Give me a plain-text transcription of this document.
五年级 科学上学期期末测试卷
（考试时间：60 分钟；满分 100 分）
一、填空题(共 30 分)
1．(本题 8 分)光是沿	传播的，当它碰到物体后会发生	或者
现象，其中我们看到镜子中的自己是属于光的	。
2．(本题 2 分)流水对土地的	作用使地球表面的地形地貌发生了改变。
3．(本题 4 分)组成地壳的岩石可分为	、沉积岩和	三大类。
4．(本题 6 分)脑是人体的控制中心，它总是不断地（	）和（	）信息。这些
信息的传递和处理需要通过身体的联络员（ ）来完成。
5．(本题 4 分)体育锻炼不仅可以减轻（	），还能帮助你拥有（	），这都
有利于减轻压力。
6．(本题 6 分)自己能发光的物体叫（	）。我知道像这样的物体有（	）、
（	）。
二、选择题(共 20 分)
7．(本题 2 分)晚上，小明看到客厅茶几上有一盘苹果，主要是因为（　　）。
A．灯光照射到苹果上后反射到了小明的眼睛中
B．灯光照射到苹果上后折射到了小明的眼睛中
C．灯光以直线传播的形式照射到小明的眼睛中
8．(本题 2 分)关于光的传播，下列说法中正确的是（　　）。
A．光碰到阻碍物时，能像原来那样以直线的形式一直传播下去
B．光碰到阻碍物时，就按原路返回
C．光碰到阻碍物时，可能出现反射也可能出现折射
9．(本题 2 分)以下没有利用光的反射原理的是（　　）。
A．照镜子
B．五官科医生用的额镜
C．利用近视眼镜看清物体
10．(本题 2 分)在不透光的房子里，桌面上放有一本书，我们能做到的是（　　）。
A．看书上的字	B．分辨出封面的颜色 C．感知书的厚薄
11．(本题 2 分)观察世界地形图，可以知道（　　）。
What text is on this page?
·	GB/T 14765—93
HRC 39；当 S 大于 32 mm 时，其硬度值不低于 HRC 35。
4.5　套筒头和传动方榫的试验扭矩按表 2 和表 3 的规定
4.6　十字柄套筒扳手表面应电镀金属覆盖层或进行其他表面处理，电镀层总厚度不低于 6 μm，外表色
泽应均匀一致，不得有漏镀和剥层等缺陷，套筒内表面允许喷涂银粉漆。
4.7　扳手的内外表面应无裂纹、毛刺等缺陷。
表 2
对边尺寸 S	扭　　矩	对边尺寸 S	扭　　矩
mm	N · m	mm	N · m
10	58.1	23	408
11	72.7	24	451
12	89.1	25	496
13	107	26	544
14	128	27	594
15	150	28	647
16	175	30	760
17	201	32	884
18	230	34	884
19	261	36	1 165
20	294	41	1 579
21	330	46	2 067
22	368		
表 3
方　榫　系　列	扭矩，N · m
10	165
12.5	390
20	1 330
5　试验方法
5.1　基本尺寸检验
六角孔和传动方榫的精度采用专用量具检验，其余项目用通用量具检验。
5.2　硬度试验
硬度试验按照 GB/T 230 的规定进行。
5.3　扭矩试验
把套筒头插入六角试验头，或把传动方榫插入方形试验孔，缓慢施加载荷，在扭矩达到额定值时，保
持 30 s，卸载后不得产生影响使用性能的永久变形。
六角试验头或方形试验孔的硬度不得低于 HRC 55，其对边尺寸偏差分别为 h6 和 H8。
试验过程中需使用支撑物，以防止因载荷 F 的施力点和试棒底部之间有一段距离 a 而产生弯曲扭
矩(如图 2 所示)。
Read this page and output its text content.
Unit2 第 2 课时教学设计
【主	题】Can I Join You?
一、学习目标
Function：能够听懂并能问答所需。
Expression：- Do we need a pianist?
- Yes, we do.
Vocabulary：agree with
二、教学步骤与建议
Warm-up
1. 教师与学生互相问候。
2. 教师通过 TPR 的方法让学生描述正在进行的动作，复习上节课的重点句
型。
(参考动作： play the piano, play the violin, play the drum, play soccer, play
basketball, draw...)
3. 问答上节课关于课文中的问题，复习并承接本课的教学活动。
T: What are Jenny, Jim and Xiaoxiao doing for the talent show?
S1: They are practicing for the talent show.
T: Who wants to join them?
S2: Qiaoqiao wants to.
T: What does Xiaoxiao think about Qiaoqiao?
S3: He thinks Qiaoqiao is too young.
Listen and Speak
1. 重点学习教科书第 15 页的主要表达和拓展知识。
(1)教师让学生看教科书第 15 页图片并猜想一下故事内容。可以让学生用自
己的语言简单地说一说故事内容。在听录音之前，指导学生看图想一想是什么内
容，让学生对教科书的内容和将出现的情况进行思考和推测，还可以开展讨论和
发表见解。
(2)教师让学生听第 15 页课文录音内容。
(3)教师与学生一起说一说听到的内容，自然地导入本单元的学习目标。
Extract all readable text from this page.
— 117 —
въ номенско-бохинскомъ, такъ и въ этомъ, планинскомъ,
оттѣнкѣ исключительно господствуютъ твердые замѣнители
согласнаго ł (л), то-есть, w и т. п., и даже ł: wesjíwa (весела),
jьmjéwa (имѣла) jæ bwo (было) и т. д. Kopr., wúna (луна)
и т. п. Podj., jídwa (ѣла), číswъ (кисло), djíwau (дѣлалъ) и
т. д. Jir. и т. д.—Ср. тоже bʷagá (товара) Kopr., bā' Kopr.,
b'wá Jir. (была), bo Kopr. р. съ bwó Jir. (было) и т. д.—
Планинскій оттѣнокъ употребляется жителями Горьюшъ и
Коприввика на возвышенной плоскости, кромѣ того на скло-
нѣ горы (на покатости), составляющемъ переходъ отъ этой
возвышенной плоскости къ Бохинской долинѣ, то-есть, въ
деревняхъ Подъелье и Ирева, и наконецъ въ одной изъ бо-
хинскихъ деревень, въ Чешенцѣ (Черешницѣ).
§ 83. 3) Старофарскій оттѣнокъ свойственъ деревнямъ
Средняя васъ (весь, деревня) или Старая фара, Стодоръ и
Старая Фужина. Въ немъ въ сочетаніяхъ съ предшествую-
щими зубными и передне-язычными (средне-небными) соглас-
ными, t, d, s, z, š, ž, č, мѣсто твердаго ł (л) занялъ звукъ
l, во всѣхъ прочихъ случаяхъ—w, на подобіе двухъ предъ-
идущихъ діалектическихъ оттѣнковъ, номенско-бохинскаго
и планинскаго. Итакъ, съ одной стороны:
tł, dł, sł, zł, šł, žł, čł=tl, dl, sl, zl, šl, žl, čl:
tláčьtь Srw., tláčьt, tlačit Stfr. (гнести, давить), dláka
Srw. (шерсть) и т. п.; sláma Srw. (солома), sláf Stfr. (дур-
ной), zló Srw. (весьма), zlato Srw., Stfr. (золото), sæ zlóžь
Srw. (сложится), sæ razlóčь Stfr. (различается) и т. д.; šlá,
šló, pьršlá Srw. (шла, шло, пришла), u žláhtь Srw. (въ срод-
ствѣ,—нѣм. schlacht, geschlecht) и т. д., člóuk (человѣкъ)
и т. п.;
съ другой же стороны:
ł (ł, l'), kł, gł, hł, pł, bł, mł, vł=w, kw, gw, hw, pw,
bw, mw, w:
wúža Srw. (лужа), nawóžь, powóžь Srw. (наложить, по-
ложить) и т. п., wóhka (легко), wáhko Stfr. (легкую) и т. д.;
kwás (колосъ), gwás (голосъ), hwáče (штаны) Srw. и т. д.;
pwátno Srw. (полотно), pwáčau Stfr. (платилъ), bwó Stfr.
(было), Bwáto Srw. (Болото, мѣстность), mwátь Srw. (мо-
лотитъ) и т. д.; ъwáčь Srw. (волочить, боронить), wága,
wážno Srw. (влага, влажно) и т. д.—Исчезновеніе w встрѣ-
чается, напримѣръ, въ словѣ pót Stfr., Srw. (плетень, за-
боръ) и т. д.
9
──────────
- Requirement
Extract the entries above verbatim.

- Task result
Give me a plain-text transcription of this document.
五年级 科学上学期期末测试卷
（考试时间：60 分钟；满分 100 分）
一、填空题(共 30 分)
1．(本题 8 分)光是沿	传播的，当它碰到物体后会发生	或者
现象，其中我们看到镜子中的自己是属于光的	。
2．(本题 2 分)流水对土地的	作用使地球表面的地形地貌发生了改变。
3．(本题 4 分)组成地壳的岩石可分为	、沉积岩和	三大类。
4．(本题 6 分)脑是人体的控制中心，它总是不断地（	）和（	）信息。这些
信息的传递和处理需要通过身体的联络员（ ）来完成。
5．(本题 4 分)体育锻炼不仅可以减轻（	），还能帮助你拥有（	），这都
有利于减轻压力。
6．(本题 6 分)自己能发光的物体叫（	）。我知道像这样的物体有（	）、
（	）。
二、选择题(共 20 分)
7．(本题 2 分)晚上，小明看到客厅茶几上有一盘苹果，主要是因为（　　）。
A．灯光照射到苹果上后反射到了小明的眼睛中
B．灯光照射到苹果上后折射到了小明的眼睛中
C．灯光以直线传播的形式照射到小明的眼睛中
8．(本题 2 分)关于光的传播，下列说法中正确的是（　　）。
A．光碰到阻碍物时，能像原来那样以直线的形式一直传播下去
B．光碰到阻碍物时，就按原路返回
C．光碰到阻碍物时，可能出现反射也可能出现折射
9．(本题 2 分)以下没有利用光的反射原理的是（　　）。
A．照镜子
B．五官科医生用的额镜
C．利用近视眼镜看清物体
10．(本题 2 分)在不透光的房子里，桌面上放有一本书，我们能做到的是（　　）。
A．看书上的字	B．分辨出封面的颜色 C．感知书的厚薄
11．(本题 2 分)观察世界地形图，可以知道（　　）。
What text is on this page?
·	GB/T 14765—93
HRC 39；当 S 大于 32 mm 时，其硬度值不低于 HRC 35。
4.5　套筒头和传动方榫的试验扭矩按表 2 和表 3 的规定
4.6　十字柄套筒扳手表面应电镀金属覆盖层或进行其他表面处理，电镀层总厚度不低于 6 μm，外表色
泽应均匀一致，不得有漏镀和剥层等缺陷，套筒内表面允许喷涂银粉漆。
4.7　扳手的内外表面应无裂纹、毛刺等缺陷。
表 2
对边尺寸 S	扭　　矩	对边尺寸 S	扭　　矩
mm	N · m	mm	N · m
10	58.1	23	408
11	72.7	24	451
12	89.1	25	496
13	107	26	544
14	128	27	594
15	150	28	647
16	175	30	760
17	201	32	884
18	230	34	884
19	261	36	1 165
20	294	41	1 579
21	330	46	2 067
22	368		
表 3
方　榫　系　列	扭矩，N · m
10	165
12.5	390
20	1 330
5　试验方法
5.1　基本尺寸检验
六角孔和传动方榫的精度采用专用量具检验，其余项目用通用量具检验。
5.2　硬度试验
硬度试验按照 GB/T 230 的规定进行。
5.3　扭矩试验
把套筒头插入六角试验头，或把传动方榫插入方形试验孔，缓慢施加载荷，在扭矩达到额定值时，保
持 30 s，卸载后不得产生影响使用性能的永久变形。
六角试验头或方形试验孔的硬度不得低于 HRC 55，其对边尺寸偏差分别为 h6 和 H8。
试验过程中需使用支撑物，以防止因载荷 F 的施力点和试棒底部之间有一段距离 a 而产生弯曲扭
矩(如图 2 所示)。
Read this page and output its text content.
Unit2 第 2 课时教学设计
【主	题】Can I Join You?
一、学习目标
Function：能够听懂并能问答所需。
Expression：- Do we need a pianist?
- Yes, we do.
Vocabulary：agree with
二、教学步骤与建议
Warm-up
1. 教师与学生互相问候。
2. 教师通过 TPR 的方法让学生描述正在进行的动作，复习上节课的重点句
型。
(参考动作： play the piano, play the violin, play the drum, play soccer, play
basketball, draw...)
3. 问答上节课关于课文中的问题，复习并承接本课的教学活动。
T: What are Jenny, Jim and Xiaoxiao doing for the talent show?
S1: They are practicing for the talent show.
T: Who wants to join them?
S2: Qiaoqiao wants to.
T: What does Xiaoxiao think about Qiaoqiao?
S3: He thinks Qiaoqiao is too young.
Listen and Speak
1. 重点学习教科书第 15 页的主要表达和拓展知识。
(1)教师让学生看教科书第 15 页图片并猜想一下故事内容。可以让学生用自
己的语言简单地说一说故事内容。在听录音之前，指导学生看图想一想是什么内
容，让学生对教科书的内容和将出现的情况进行思考和推测，还可以开展讨论和
发表见解。
(2)教师让学生听第 15 页课文录音内容。
(3)教师与学生一起说一说听到的内容，自然地导入本单元的学习目标。
Extract all readable text from this page.
— 117 —
въ номенско-бохинскомъ, такъ и въ этомъ, планинскомъ,
оттѣнкѣ исключительно господствуютъ твердые замѣнители
согласнаго ł (л), то-есть, w и т. п., и даже ł: wesjíwa (весела),
jьmjéwa (имѣла) jæ bwo (было) и т. д. Kopr., wúna (луна)
и т. п. Podj., jídwa (ѣла), číswъ (кисло), djíwau (дѣлалъ) и
т. д. Jir. и т. д.—Ср. тоже bʷagá (товара) Kopr., bā' Kopr.,
b'wá Jir. (была), bo Kopr. р. съ bwó Jir. (было) и т. д.—
Планинскій оттѣнокъ употребляется жителями Горьюшъ и
Коприввика на возвышенной плоскости, кромѣ того на скло-
нѣ горы (на покатости), составляющемъ переходъ отъ этой
возвышенной плоскости къ Бохинской долинѣ, то-есть, въ
деревняхъ Подъелье и Ирева, и наконецъ въ одной изъ бо-
хинскихъ деревень, въ Чешенцѣ (Черешницѣ).
§ 83. 3) Старофарскій оттѣнокъ свойственъ деревнямъ
Средняя васъ (весь, деревня) или Старая фара, Стодоръ и
Старая Фужина. Въ немъ въ сочетаніяхъ съ предшествую-
щими зубными и передне-язычными (средне-небными) соглас-
ными, t, d, s, z, š, ž, č, мѣсто твердаго ł (л) занялъ звукъ
l, во всѣхъ прочихъ случаяхъ—w, на подобіе двухъ предъ-
идущихъ діалектическихъ оттѣнковъ, номенско-бохинскаго
и планинскаго. Итакъ, съ одной стороны:
tł, dł, sł, zł, šł, žł, čł=tl, dl, sl, zl, šl, žl, čl:
tláčьtь Srw., tláčьt, tlačit Stfr. (гнести, давить), dláka
Srw. (шерсть) и т. п.; sláma Srw. (солома), sláf Stfr. (дур-
ной), zló Srw. (весьма), zlato Srw., Stfr. (золото), sæ zlóžь
Srw. (сложится), sæ razlóčь Stfr. (различается) и т. д.; šlá,
šló, pьršlá Srw. (шла, шло, пришла), u žláhtь Srw. (въ срод-
ствѣ,—нѣм. schlacht, geschlecht) и т. д., člóuk (человѣкъ)
и т. п.;
съ другой же стороны:
ł (ł, l'), kł, gł, hł, pł, bł, mł, vł=w, kw, gw, hw, pw,
bw, mw, w:
wúža Srw. (лужа), nawóžь, powóžь Srw. (наложить, по-
ложить) и т. п., wóhka (легко), wáhko Stfr. (легкую) и т. д.;
kwás (колосъ), gwás (голосъ), hwáče (штаны) Srw. и т. д.;
pwátno Srw. (полотно), pwáčau Stfr. (платилъ), bwó Stfr.
(было), Bwáto Srw. (Болото, мѣстность), mwátь Srw. (мо-
лотитъ) и т. д.; ъwáčь Srw. (волочить, боронить), wága,
wážno Srw. (влага, влажно) и т. д.—Исчезновеніе w встрѣ-
чается, напримѣръ, въ словѣ pót Stfr., Srw. (плетень, за-
боръ) и т. д.
9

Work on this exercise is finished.